Copy out all the lines where "this" shows up.

— Start EXCERPTED RECORDS —

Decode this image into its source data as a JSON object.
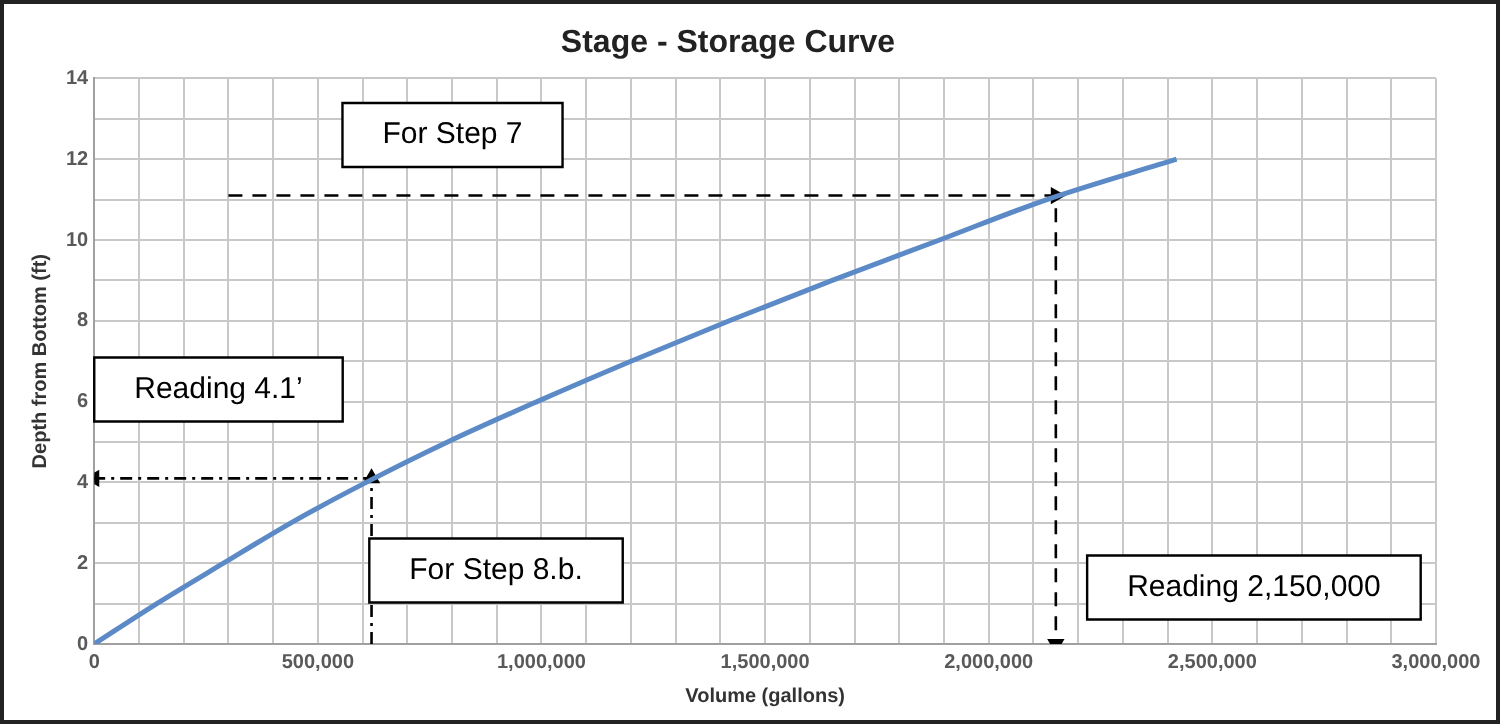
{
  "chart_data": {
    "type": "line",
    "title": "Stage - Storage Curve",
    "xlabel": "Volume (gallons)",
    "ylabel": "Depth from Bottom (ft)",
    "x": [
      0,
      140000,
      289000,
      440000,
      608000,
      790000,
      990000,
      1200000,
      1420000,
      1650000,
      1890000,
      2130000,
      2420000
    ],
    "series": [
      {
        "color": "#5b8ac6",
        "values": [
          0,
          1,
          2,
          3,
          4,
          5,
          6,
          7,
          8,
          9,
          10,
          11,
          12
        ]
      },
      {
        "type": "line",
        "color": "#000000",
        "line_style": "dashed",
        "marker": "triangle",
        "x": [
          300000,
          2150000,
          2150000
        ],
        "values": [
          11.1,
          11.1,
          0
        ]
      },
      {
        "type": "line",
        "color": "#000000",
        "line_style": "dotted",
        "marker": "triangle",
        "x": [
          620000,
          620000,
          0
        ],
        "values": [
          0,
          4.1,
          4.1
        ]
      }
    ],
    "xlim": [
      0,
      3000000
    ],
    "xticks": [
      0,
      {
        "value": 100000,
        "label": null
      },
      {
        "value": 200000,
        "label": null
      },
      {
        "value": 300000,
        "label": null
      },
      {
        "value": 400000,
        "label": null
      },
      {
        "value": 500000,
        "label": "500,000"
      },
      {
        "value": 600000,
        "label": null
      },
      {
        "value": 700000,
        "label": null
      },
      {
        "value": 800000,
        "label": null
      },
      {
        "value": 900000,
        "label": null
      },
      {
        "value": 1000000,
        "label": "1,000,000"
      },
      {
        "value": 1100000,
        "label": null
      },
      {
        "value": 1200000,
        "label": null
      },
      {
        "value": 1300000,
        "label": null
      },
      {
        "value": 1400000,
        "label": null
      },
      {
        "value": 1500000,
        "label": "1,500,000"
      },
      {
        "value": 1600000,
        "label": null
      },
      {
        "value": 1700000,
        "label": null
      },
      {
        "value": 1800000,
        "label": null
      },
      {
        "value": 1900000,
        "label": null
      },
      {
        "value": 2000000,
        "label": "2,000,000"
      },
      {
        "value": 2100000,
        "label": null
      },
      {
        "value": 2200000,
        "label": null
      },
      {
        "value": 2300000,
        "label": null
      },
      {
        "value": 2400000,
        "label": null
      },
      {
        "value": 2500000,
        "label": "2,500,000"
      },
      {
        "value": 2600000,
        "label": null
      },
      {
        "value": 2700000,
        "label": null
      },
      {
        "value": 2800000,
        "label": null
      },
      {
        "value": 2900000,
        "label": null
      },
      {
        "value": 3000000,
        "label": "3,000,000"
      }
    ],
    "ylim": [
      0,
      14
    ],
    "yticks": [
      0,
      {
        "value": 1,
        "label": null
      },
      2,
      {
        "value": 3,
        "label": null
      },
      4,
      {
        "value": 5,
        "label": null
      },
      6,
      {
        "value": 7,
        "label": null
      },
      8,
      {
        "value": 9,
        "label": null
      },
      10,
      {
        "value": 11,
        "label": null
      },
      12,
      {
        "value": 13,
        "label": null
      },
      14
    ],
    "grid": true,
    "legend": false,
    "marker": "none",
    "line_style": "solid",
    "annotations": [
      "For Step 7",
      "Reading 2,150,000",
      "For Step 8.b.",
      "Reading 4.1’"
    ]
  }
}
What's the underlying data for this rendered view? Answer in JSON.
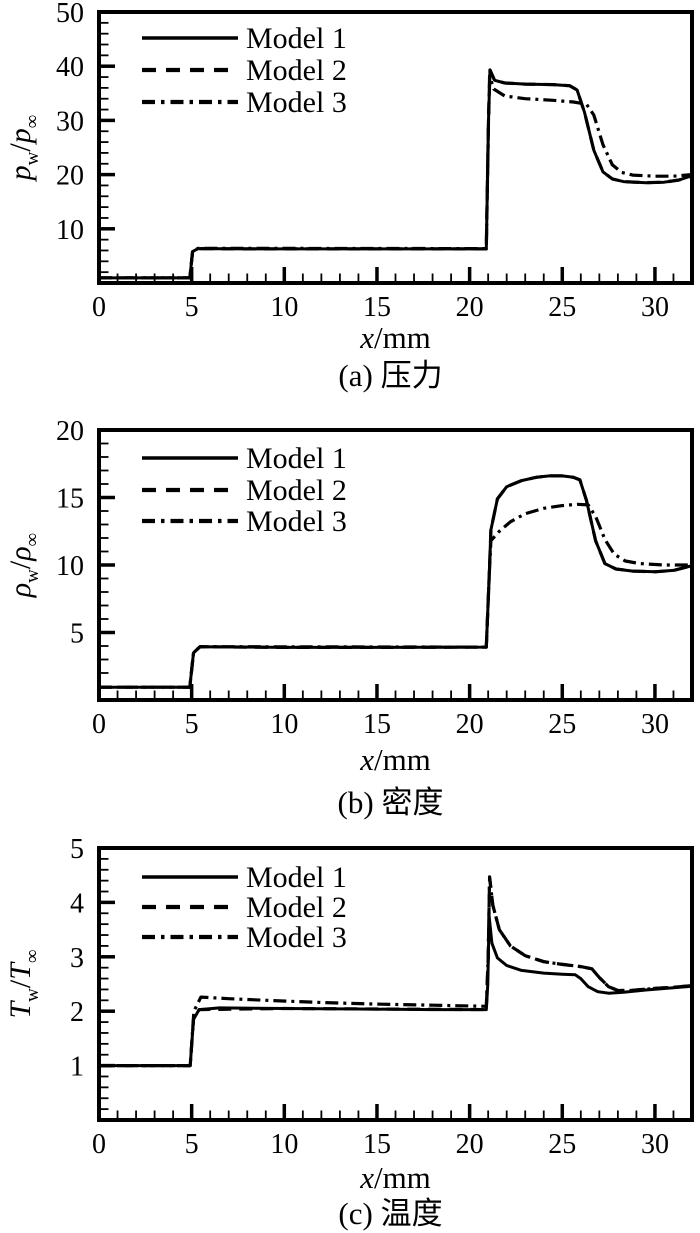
{
  "figure": {
    "ink_color": "#000000",
    "background_color": "#ffffff"
  },
  "chart_data": [
    {
      "type": "line",
      "title": "(a) 压力",
      "xlabel": "x/mm",
      "xlabel_var": "x",
      "xlabel_rest": "/mm",
      "ylabel": "p_w/p_inf",
      "ylabel_parts": {
        "num_base": "p",
        "num_sub": "w",
        "sep": "/",
        "den_base": "p",
        "den_sub": "∞"
      },
      "xlim": [
        0,
        32
      ],
      "ylim": [
        0,
        50
      ],
      "xticks": [
        0,
        5,
        10,
        15,
        20,
        25,
        30
      ],
      "yticks": [
        10,
        20,
        30,
        40,
        50
      ],
      "x_minor_step": 1,
      "y_minor_step": 2,
      "grid": false,
      "legend_position": "top-left",
      "series": [
        {
          "name": "Model 1",
          "line_style": "solid",
          "points": [
            [
              0,
              0.95
            ],
            [
              4.9,
              0.95
            ],
            [
              5.05,
              5.8
            ],
            [
              5.35,
              6.35
            ],
            [
              8,
              6.3
            ],
            [
              12,
              6.3
            ],
            [
              16,
              6.3
            ],
            [
              20.9,
              6.3
            ],
            [
              21.02,
              30
            ],
            [
              21.1,
              39.3
            ],
            [
              21.35,
              37.4
            ],
            [
              21.9,
              36.9
            ],
            [
              23,
              36.7
            ],
            [
              24.5,
              36.6
            ],
            [
              25.4,
              36.4
            ],
            [
              25.8,
              35.6
            ],
            [
              26.2,
              31.5
            ],
            [
              26.7,
              24.5
            ],
            [
              27.2,
              20.5
            ],
            [
              27.7,
              19.2
            ],
            [
              28.3,
              18.7
            ],
            [
              29.5,
              18.5
            ],
            [
              30.5,
              18.6
            ],
            [
              31.3,
              19.0
            ],
            [
              32,
              19.8
            ]
          ]
        },
        {
          "name": "Model 2",
          "line_style": "dashed",
          "points": [
            [
              0,
              0.95
            ],
            [
              4.9,
              0.95
            ],
            [
              5.05,
              5.8
            ],
            [
              5.35,
              6.35
            ],
            [
              8,
              6.3
            ],
            [
              12,
              6.3
            ],
            [
              16,
              6.3
            ],
            [
              20.9,
              6.3
            ],
            [
              21.02,
              30
            ],
            [
              21.1,
              39.3
            ],
            [
              21.35,
              37.4
            ],
            [
              21.9,
              36.9
            ],
            [
              23,
              36.7
            ],
            [
              24.5,
              36.6
            ],
            [
              25.4,
              36.4
            ],
            [
              25.8,
              35.6
            ],
            [
              26.2,
              31.5
            ],
            [
              26.7,
              24.5
            ],
            [
              27.2,
              20.5
            ],
            [
              27.7,
              19.2
            ],
            [
              28.3,
              18.7
            ],
            [
              29.5,
              18.5
            ],
            [
              30.5,
              18.6
            ],
            [
              31.3,
              19.0
            ],
            [
              32,
              19.8
            ]
          ]
        },
        {
          "name": "Model 3",
          "line_style": "dashdot",
          "points": [
            [
              0,
              0.95
            ],
            [
              4.9,
              0.95
            ],
            [
              5.05,
              5.8
            ],
            [
              5.35,
              6.4
            ],
            [
              20.9,
              6.35
            ],
            [
              21.02,
              30
            ],
            [
              21.08,
              38.2
            ],
            [
              21.3,
              35.8
            ],
            [
              21.9,
              34.5
            ],
            [
              23,
              34.0
            ],
            [
              24.5,
              33.7
            ],
            [
              25.6,
              33.4
            ],
            [
              26.3,
              33.0
            ],
            [
              26.7,
              31.0
            ],
            [
              27.2,
              25.5
            ],
            [
              27.7,
              21.8
            ],
            [
              28.2,
              20.4
            ],
            [
              28.8,
              19.9
            ],
            [
              30,
              19.7
            ],
            [
              31,
              19.7
            ],
            [
              32,
              20.0
            ]
          ]
        }
      ]
    },
    {
      "type": "line",
      "title": "(b) 密度",
      "xlabel": "x/mm",
      "xlabel_var": "x",
      "xlabel_rest": "/mm",
      "ylabel": "rho_w/rho_inf",
      "ylabel_parts": {
        "num_base": "ρ",
        "num_sub": "w",
        "sep": "/",
        "den_base": "ρ",
        "den_sub": "∞"
      },
      "xlim": [
        0,
        32
      ],
      "ylim": [
        0,
        20
      ],
      "xticks": [
        0,
        5,
        10,
        15,
        20,
        25,
        30
      ],
      "yticks": [
        5,
        10,
        15,
        20
      ],
      "x_minor_step": 1,
      "y_minor_step": 1,
      "grid": false,
      "legend_position": "top-left",
      "series": [
        {
          "name": "Model 1",
          "line_style": "solid",
          "points": [
            [
              0,
              0.95
            ],
            [
              4.9,
              0.95
            ],
            [
              5.1,
              3.5
            ],
            [
              5.45,
              3.95
            ],
            [
              10,
              3.9
            ],
            [
              15,
              3.9
            ],
            [
              20.9,
              3.92
            ],
            [
              21.05,
              9
            ],
            [
              21.15,
              12.6
            ],
            [
              21.5,
              14.9
            ],
            [
              22,
              15.8
            ],
            [
              22.8,
              16.25
            ],
            [
              23.6,
              16.5
            ],
            [
              24.3,
              16.6
            ],
            [
              25,
              16.6
            ],
            [
              25.6,
              16.5
            ],
            [
              25.95,
              16.3
            ],
            [
              26.3,
              14.8
            ],
            [
              26.8,
              11.8
            ],
            [
              27.3,
              10.1
            ],
            [
              27.9,
              9.7
            ],
            [
              28.8,
              9.55
            ],
            [
              30,
              9.5
            ],
            [
              31,
              9.6
            ],
            [
              32,
              9.95
            ]
          ]
        },
        {
          "name": "Model 2",
          "line_style": "dashed",
          "points": [
            [
              0,
              0.95
            ],
            [
              4.9,
              0.95
            ],
            [
              5.1,
              3.5
            ],
            [
              5.45,
              3.95
            ],
            [
              10,
              3.9
            ],
            [
              15,
              3.9
            ],
            [
              20.9,
              3.92
            ],
            [
              21.05,
              9
            ],
            [
              21.15,
              12.6
            ],
            [
              21.5,
              14.9
            ],
            [
              22,
              15.8
            ],
            [
              22.8,
              16.25
            ],
            [
              23.6,
              16.5
            ],
            [
              24.3,
              16.6
            ],
            [
              25,
              16.6
            ],
            [
              25.6,
              16.5
            ],
            [
              25.95,
              16.3
            ],
            [
              26.3,
              14.8
            ],
            [
              26.8,
              11.8
            ],
            [
              27.3,
              10.1
            ],
            [
              27.9,
              9.7
            ],
            [
              28.8,
              9.55
            ],
            [
              30,
              9.5
            ],
            [
              31,
              9.6
            ],
            [
              32,
              9.95
            ]
          ]
        },
        {
          "name": "Model 3",
          "line_style": "dashdot",
          "points": [
            [
              0,
              0.95
            ],
            [
              4.9,
              0.95
            ],
            [
              5.1,
              3.5
            ],
            [
              5.45,
              3.95
            ],
            [
              20.9,
              3.92
            ],
            [
              21.05,
              9
            ],
            [
              21.15,
              11.8
            ],
            [
              21.6,
              12.5
            ],
            [
              22.2,
              13.2
            ],
            [
              23,
              13.8
            ],
            [
              24,
              14.2
            ],
            [
              25,
              14.4
            ],
            [
              25.8,
              14.5
            ],
            [
              26.4,
              14.45
            ],
            [
              26.8,
              13.6
            ],
            [
              27.3,
              11.9
            ],
            [
              27.8,
              10.8
            ],
            [
              28.4,
              10.3
            ],
            [
              29.2,
              10.1
            ],
            [
              30.5,
              10.0
            ],
            [
              32,
              10.0
            ]
          ]
        }
      ]
    },
    {
      "type": "line",
      "title": "(c) 温度",
      "xlabel": "x/mm",
      "xlabel_var": "x",
      "xlabel_rest": "/mm",
      "ylabel": "T_w/T_inf",
      "ylabel_parts": {
        "num_base": "T",
        "num_sub": "w",
        "sep": "/",
        "den_base": "T",
        "den_sub": "∞"
      },
      "xlim": [
        0,
        32
      ],
      "ylim": [
        0,
        5
      ],
      "xticks": [
        0,
        5,
        10,
        15,
        20,
        25,
        30
      ],
      "yticks": [
        1,
        2,
        3,
        4,
        5
      ],
      "x_minor_step": 1,
      "y_minor_step": 0.2,
      "grid": false,
      "legend_position": "top-left",
      "series": [
        {
          "name": "Model 1",
          "line_style": "solid",
          "points": [
            [
              0,
              1.0
            ],
            [
              4.92,
              1.0
            ],
            [
              5.1,
              1.85
            ],
            [
              5.4,
              2.03
            ],
            [
              6.5,
              2.06
            ],
            [
              10,
              2.05
            ],
            [
              14,
              2.04
            ],
            [
              18,
              2.03
            ],
            [
              20.9,
              2.03
            ],
            [
              20.98,
              2.5
            ],
            [
              21.05,
              3.75
            ],
            [
              21.2,
              3.25
            ],
            [
              21.5,
              2.98
            ],
            [
              22,
              2.84
            ],
            [
              22.8,
              2.75
            ],
            [
              24,
              2.7
            ],
            [
              25,
              2.68
            ],
            [
              25.7,
              2.67
            ],
            [
              26,
              2.6
            ],
            [
              26.4,
              2.45
            ],
            [
              26.9,
              2.36
            ],
            [
              27.5,
              2.33
            ],
            [
              28.3,
              2.35
            ],
            [
              29.5,
              2.39
            ],
            [
              31,
              2.43
            ],
            [
              32,
              2.46
            ]
          ]
        },
        {
          "name": "Model 2",
          "line_style": "dashed",
          "points": [
            [
              0,
              1.0
            ],
            [
              4.92,
              1.0
            ],
            [
              5.1,
              1.85
            ],
            [
              5.4,
              2.03
            ],
            [
              10,
              2.05
            ],
            [
              20.9,
              2.03
            ],
            [
              21.0,
              3.0
            ],
            [
              21.08,
              4.47
            ],
            [
              21.25,
              3.95
            ],
            [
              21.6,
              3.5
            ],
            [
              22.2,
              3.2
            ],
            [
              23,
              3.02
            ],
            [
              24,
              2.91
            ],
            [
              25,
              2.86
            ],
            [
              26,
              2.82
            ],
            [
              26.6,
              2.78
            ],
            [
              27.0,
              2.62
            ],
            [
              27.5,
              2.45
            ],
            [
              28,
              2.38
            ],
            [
              28.7,
              2.38
            ],
            [
              30,
              2.42
            ],
            [
              31,
              2.44
            ],
            [
              32,
              2.47
            ]
          ]
        },
        {
          "name": "Model 3",
          "line_style": "dashdot",
          "points": [
            [
              0,
              1.0
            ],
            [
              4.92,
              1.0
            ],
            [
              5.12,
              2.0
            ],
            [
              5.5,
              2.26
            ],
            [
              7,
              2.23
            ],
            [
              9,
              2.2
            ],
            [
              12,
              2.16
            ],
            [
              15,
              2.13
            ],
            [
              18,
              2.11
            ],
            [
              20.9,
              2.09
            ],
            [
              21.0,
              3.0
            ],
            [
              21.08,
              4.45
            ],
            [
              21.25,
              3.95
            ],
            [
              21.6,
              3.5
            ],
            [
              22.2,
              3.2
            ],
            [
              23,
              3.02
            ],
            [
              24,
              2.91
            ],
            [
              25,
              2.86
            ],
            [
              26,
              2.82
            ],
            [
              26.6,
              2.78
            ],
            [
              27.0,
              2.62
            ],
            [
              27.5,
              2.45
            ],
            [
              28,
              2.38
            ],
            [
              28.7,
              2.38
            ],
            [
              30,
              2.42
            ],
            [
              31,
              2.44
            ],
            [
              32,
              2.47
            ]
          ]
        }
      ]
    }
  ]
}
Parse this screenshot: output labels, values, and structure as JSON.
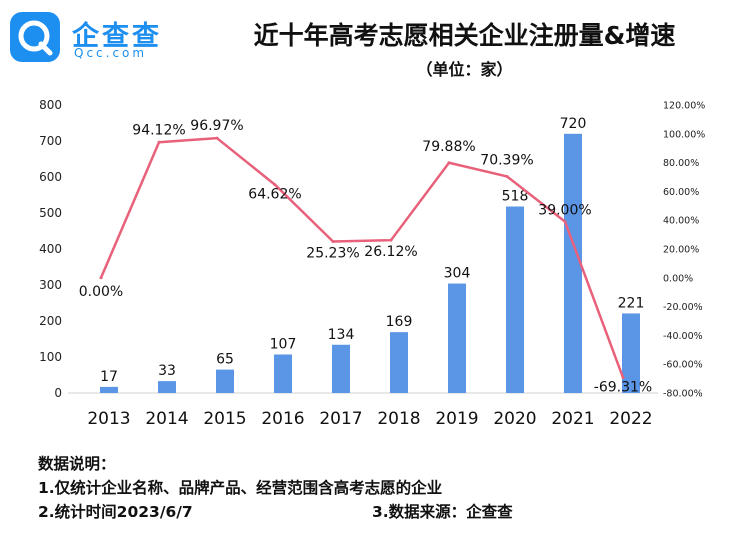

— End EXCERPTED RECORDS —

**SOLUTION TO THE EXERCISE**
Decode this image into its source data as a JSON object.
What's the underlying data for this rendered view? Answer in JSON.
Parse this screenshot: output labels, values, and structure as JSON.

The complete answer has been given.